======== RECORD EXTRACTS ========
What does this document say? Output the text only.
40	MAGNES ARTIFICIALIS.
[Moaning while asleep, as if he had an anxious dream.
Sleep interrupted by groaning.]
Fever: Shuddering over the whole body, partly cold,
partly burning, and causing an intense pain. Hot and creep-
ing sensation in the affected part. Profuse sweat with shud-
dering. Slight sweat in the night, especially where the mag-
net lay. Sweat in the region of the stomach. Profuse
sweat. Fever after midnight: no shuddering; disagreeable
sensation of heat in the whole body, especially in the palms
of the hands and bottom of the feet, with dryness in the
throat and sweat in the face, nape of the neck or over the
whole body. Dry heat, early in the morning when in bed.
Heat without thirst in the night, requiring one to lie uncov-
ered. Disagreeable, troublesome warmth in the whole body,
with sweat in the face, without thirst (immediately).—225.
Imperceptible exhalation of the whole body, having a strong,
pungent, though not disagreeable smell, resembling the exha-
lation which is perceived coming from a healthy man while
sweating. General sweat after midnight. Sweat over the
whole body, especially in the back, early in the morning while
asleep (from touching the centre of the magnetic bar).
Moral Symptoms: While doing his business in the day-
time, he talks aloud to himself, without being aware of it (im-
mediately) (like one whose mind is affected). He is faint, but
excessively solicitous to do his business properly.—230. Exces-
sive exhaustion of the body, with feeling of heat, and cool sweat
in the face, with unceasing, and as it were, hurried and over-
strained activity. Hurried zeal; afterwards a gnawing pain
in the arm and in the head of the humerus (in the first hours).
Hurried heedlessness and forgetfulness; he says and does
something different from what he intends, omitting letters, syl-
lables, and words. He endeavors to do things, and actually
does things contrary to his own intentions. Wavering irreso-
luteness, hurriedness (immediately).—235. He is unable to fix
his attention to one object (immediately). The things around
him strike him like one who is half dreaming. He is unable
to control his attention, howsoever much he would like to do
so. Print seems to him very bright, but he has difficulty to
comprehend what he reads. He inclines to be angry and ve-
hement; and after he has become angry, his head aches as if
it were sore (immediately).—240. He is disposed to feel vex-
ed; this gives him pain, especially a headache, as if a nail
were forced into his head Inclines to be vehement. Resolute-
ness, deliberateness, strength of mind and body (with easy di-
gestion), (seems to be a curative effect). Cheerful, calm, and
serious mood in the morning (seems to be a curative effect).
========
# AIM OF THE TASK
Give all the records again. Match them exactly.

# RESULT OF THIS TASK
What does this document say? Output the text only.
40	MAGNES ARTIFICIALIS.
[Moaning while asleep, as if he had an anxious dream.
Sleep interrupted by groaning.]
Fever: Shuddering over the whole body, partly cold,
partly burning, and causing an intense pain. Hot and creep-
ing sensation in the affected part. Profuse sweat with shud-
dering. Slight sweat in the night, especially where the mag-
net lay. Sweat in the region of the stomach. Profuse
sweat. Fever after midnight: no shuddering; disagreeable
sensation of heat in the whole body, especially in the palms
of the hands and bottom of the feet, with dryness in the
throat and sweat in the face, nape of the neck or over the
whole body. Dry heat, early in the morning when in bed.
Heat without thirst in the night, requiring one to lie uncov-
ered. Disagreeable, troublesome warmth in the whole body,
with sweat in the face, without thirst (immediately).—225.
Imperceptible exhalation of the whole body, having a strong,
pungent, though not disagreeable smell, resembling the exha-
lation which is perceived coming from a healthy man while
sweating. General sweat after midnight. Sweat over the
whole body, especially in the back, early in the morning while
asleep (from touching the centre of the magnetic bar).
Moral Symptoms: While doing his business in the day-
time, he talks aloud to himself, without being aware of it (im-
mediately) (like one whose mind is affected). He is faint, but
excessively solicitous to do his business properly.—230. Exces-
sive exhaustion of the body, with feeling of heat, and cool sweat
in the face, with unceasing, and as it were, hurried and over-
strained activity. Hurried zeal; afterwards a gnawing pain
in the arm and in the head of the humerus (in the first hours).
Hurried heedlessness and forgetfulness; he says and does
something different from what he intends, omitting letters, syl-
lables, and words. He endeavors to do things, and actually
does things contrary to his own intentions. Wavering irreso-
luteness, hurriedness (immediately).—235. He is unable to fix
his attention to one object (immediately). The things around
him strike him like one who is half dreaming. He is unable
to control his attention, howsoever much he would like to do
so. Print seems to him very bright, but he has difficulty to
comprehend what he reads. He inclines to be angry and ve-
hement; and after he has become angry, his head aches as if
it were sore (immediately).—240. He is disposed to feel vex-
ed; this gives him pain, especially a headache, as if a nail
were forced into his head Inclines to be vehement. Resolute-
ness, deliberateness, strength of mind and body (with easy di-
gestion), (seems to be a curative effect). Cheerful, calm, and
serious mood in the morning (seems to be a curative effect).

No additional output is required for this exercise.